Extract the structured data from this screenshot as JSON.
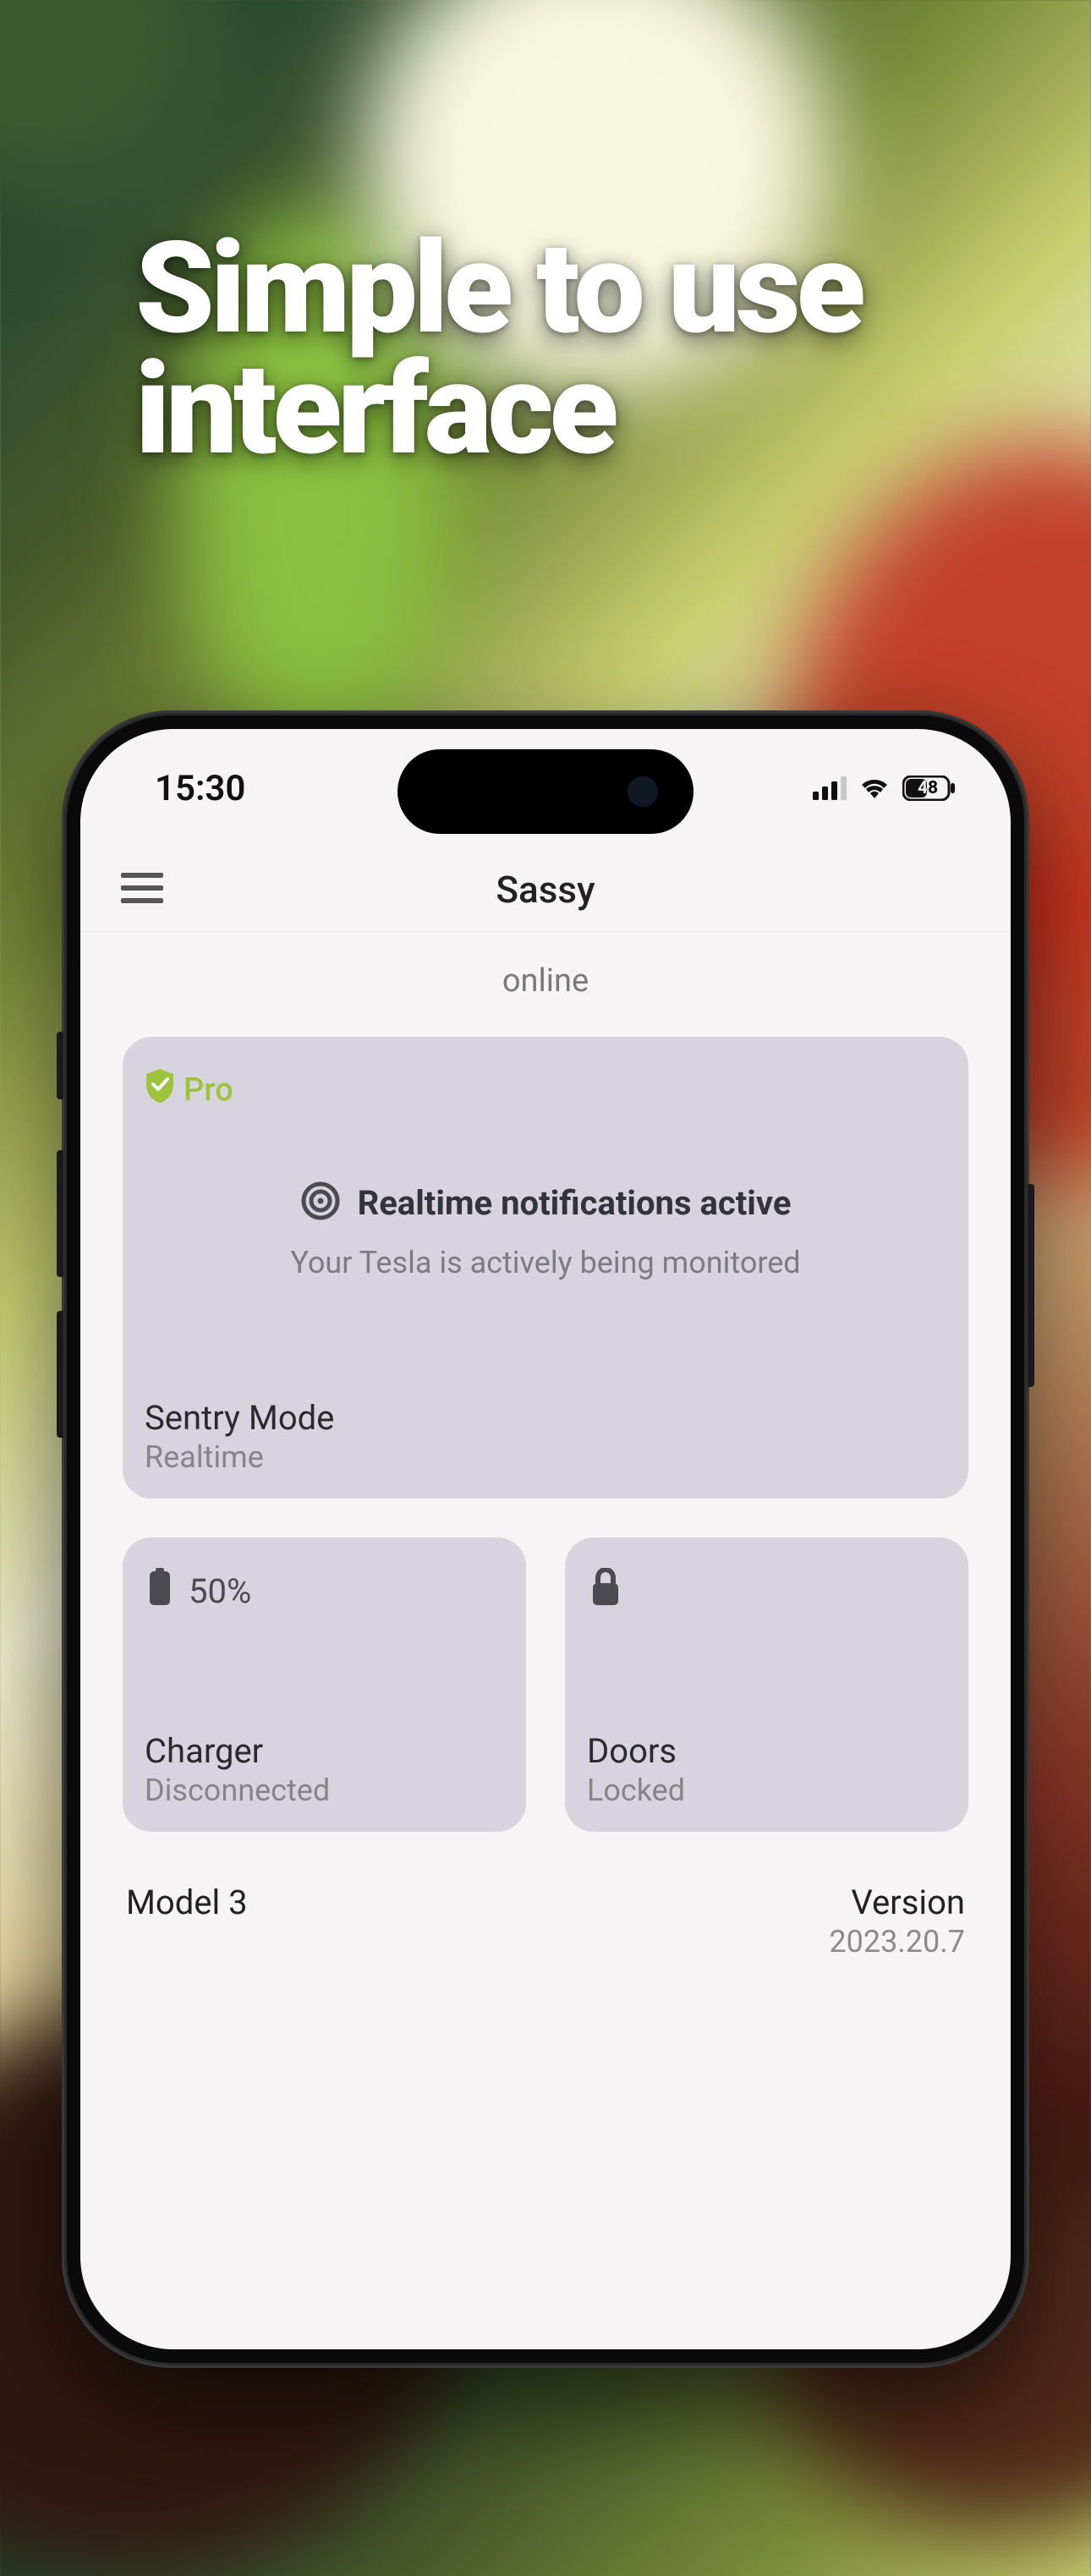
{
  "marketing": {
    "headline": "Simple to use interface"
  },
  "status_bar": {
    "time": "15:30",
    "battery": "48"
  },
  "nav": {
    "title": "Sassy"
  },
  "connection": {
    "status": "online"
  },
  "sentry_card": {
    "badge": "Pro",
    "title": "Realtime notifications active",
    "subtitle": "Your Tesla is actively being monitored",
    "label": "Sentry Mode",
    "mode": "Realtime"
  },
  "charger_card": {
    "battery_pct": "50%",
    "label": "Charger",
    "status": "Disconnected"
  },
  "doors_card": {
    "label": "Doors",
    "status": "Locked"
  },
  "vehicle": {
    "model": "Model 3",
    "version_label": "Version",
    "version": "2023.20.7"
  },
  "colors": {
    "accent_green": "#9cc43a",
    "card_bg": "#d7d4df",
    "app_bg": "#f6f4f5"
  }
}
...
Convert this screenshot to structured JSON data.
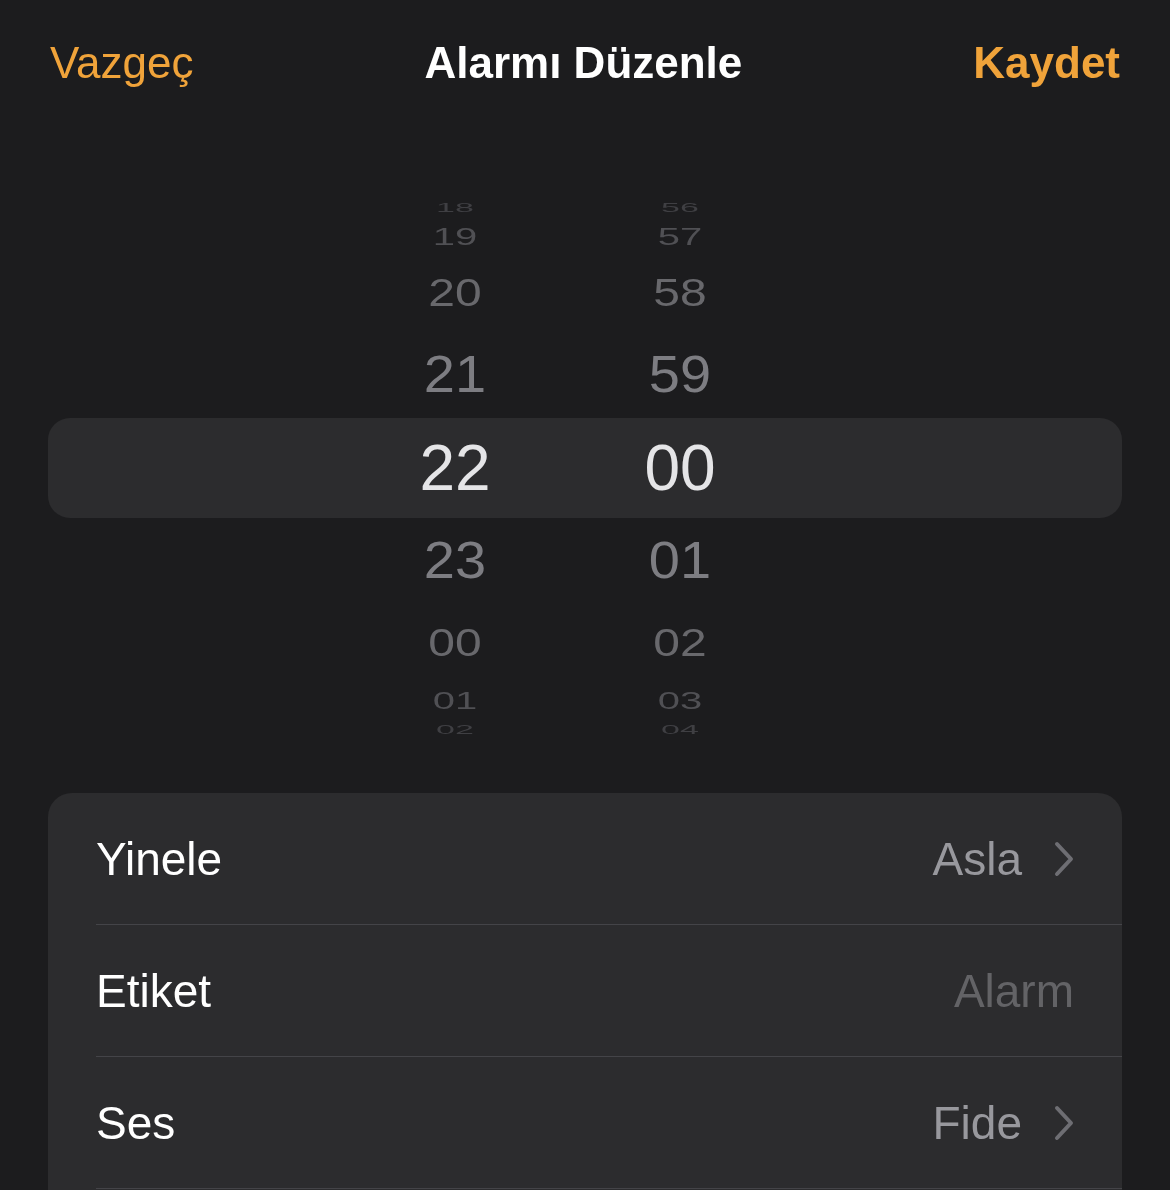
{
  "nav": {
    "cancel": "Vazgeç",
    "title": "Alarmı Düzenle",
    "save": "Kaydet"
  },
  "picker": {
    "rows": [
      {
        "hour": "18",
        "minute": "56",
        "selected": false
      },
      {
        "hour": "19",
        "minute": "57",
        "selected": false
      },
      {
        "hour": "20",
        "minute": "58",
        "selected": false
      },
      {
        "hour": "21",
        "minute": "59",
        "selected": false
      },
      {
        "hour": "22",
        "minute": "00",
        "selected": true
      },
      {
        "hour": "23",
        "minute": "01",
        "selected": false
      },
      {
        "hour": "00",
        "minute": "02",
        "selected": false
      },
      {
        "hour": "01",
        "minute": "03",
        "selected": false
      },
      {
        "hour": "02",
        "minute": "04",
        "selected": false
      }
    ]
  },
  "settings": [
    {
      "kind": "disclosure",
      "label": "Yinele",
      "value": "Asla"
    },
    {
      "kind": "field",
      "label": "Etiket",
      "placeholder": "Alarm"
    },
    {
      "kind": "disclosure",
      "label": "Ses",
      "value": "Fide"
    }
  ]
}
---
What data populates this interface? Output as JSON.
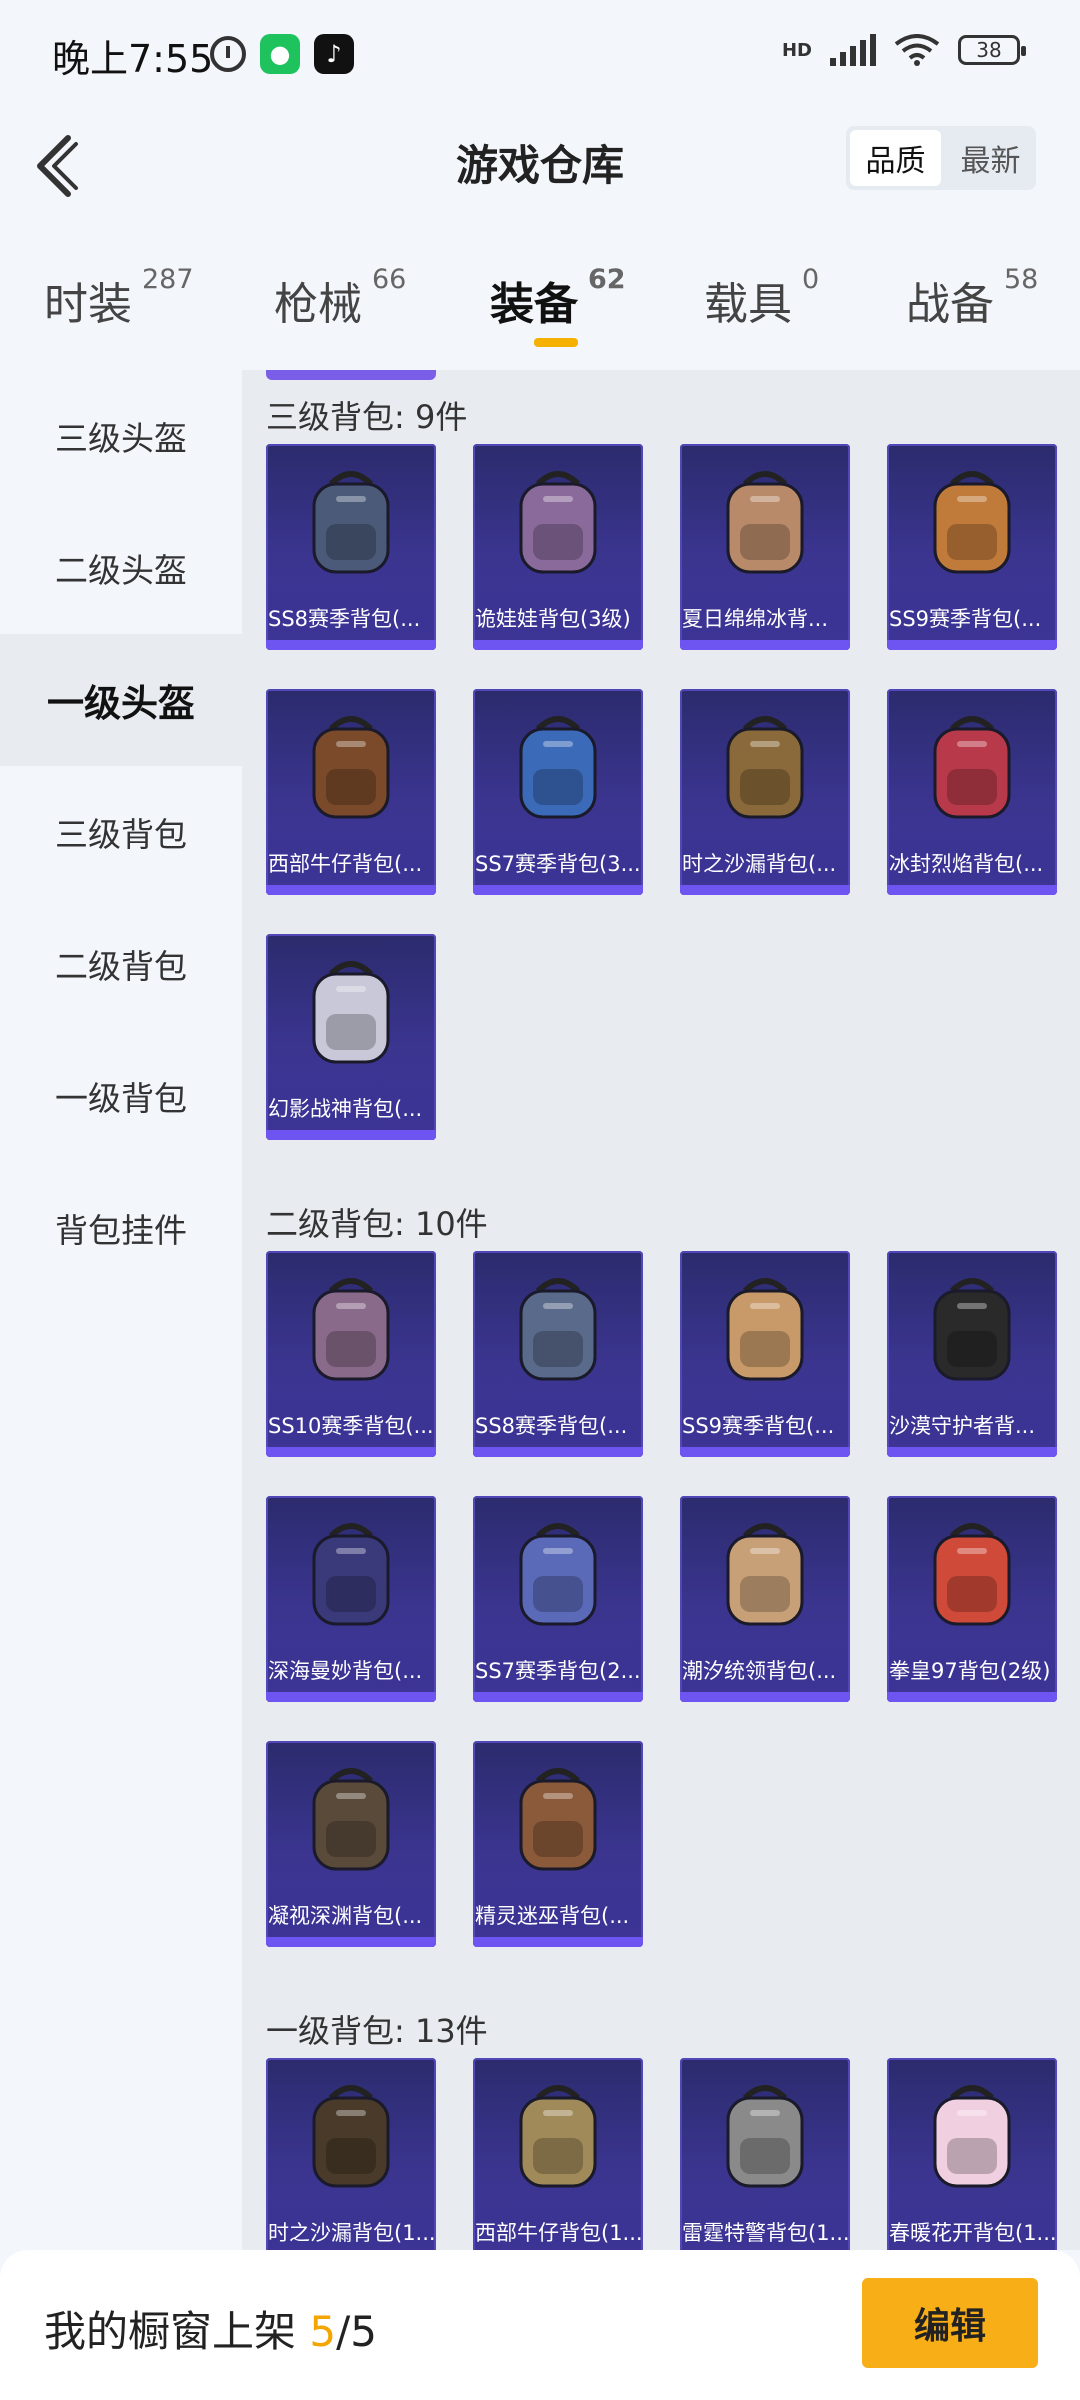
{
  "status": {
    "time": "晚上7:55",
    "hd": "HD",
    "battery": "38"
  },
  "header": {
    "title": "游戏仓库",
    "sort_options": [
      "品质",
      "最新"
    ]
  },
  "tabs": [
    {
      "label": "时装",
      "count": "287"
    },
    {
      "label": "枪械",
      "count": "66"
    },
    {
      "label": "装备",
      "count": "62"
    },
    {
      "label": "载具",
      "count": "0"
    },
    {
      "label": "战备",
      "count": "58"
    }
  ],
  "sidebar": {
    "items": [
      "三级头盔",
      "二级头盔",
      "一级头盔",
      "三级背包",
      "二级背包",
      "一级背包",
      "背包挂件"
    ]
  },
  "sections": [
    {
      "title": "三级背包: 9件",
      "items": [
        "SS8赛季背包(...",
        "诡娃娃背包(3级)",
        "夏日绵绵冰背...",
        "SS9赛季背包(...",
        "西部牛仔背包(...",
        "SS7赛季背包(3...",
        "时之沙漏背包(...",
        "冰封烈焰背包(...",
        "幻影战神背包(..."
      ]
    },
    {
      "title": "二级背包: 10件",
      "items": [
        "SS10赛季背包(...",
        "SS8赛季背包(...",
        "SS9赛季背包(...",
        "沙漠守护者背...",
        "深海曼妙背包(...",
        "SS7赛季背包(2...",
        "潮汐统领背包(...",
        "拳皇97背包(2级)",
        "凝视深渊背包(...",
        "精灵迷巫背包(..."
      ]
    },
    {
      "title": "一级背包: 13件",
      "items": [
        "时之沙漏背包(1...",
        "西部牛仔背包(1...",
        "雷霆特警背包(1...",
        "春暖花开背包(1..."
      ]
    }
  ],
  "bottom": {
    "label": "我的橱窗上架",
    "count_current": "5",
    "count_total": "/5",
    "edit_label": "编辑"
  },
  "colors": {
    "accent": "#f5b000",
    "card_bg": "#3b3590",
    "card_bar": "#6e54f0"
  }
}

§ **WRITTEN REQUEST**
How many lines in the data contain the string "interface"? Respond with the number only.

§ **OUTPUT FOR THIS TASK**
2